"""
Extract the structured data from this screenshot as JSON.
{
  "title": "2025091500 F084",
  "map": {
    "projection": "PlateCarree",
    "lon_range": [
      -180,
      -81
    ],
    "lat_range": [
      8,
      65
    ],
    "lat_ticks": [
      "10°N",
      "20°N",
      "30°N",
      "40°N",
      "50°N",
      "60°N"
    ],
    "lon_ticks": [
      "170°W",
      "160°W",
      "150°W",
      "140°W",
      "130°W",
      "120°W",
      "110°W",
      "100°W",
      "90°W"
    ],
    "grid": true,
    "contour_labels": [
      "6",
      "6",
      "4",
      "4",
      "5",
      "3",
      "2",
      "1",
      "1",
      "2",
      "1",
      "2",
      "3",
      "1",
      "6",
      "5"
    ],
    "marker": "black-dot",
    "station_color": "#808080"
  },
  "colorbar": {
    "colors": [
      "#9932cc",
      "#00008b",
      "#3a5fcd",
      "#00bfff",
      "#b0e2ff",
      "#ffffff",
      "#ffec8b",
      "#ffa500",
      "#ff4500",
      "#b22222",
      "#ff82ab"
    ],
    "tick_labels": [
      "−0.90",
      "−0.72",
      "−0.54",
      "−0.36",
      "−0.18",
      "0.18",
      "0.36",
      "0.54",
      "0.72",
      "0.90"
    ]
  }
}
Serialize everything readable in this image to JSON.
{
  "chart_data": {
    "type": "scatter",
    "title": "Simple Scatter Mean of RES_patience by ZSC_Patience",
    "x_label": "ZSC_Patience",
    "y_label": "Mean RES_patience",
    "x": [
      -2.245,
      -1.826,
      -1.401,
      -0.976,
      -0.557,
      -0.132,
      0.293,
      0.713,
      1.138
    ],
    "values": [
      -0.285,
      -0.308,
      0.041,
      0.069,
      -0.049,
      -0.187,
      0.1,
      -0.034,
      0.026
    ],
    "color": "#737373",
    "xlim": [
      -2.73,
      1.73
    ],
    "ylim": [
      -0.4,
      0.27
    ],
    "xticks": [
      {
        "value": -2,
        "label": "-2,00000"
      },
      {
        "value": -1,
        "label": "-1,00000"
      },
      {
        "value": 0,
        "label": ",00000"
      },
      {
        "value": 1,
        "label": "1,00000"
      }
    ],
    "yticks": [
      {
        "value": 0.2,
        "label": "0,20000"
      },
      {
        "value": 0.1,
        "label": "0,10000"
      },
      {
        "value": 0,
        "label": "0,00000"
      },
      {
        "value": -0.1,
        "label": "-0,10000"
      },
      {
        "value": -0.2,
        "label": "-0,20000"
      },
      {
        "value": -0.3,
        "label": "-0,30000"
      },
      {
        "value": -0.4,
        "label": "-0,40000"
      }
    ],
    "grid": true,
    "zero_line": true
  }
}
"""
Return only those lines of the records that contain the string "Mean".

CORRECT RESPONSE:
    "title": "Simple Scatter Mean of RES_patience by ZSC_Patience",
    "y_label": "Mean RES_patience",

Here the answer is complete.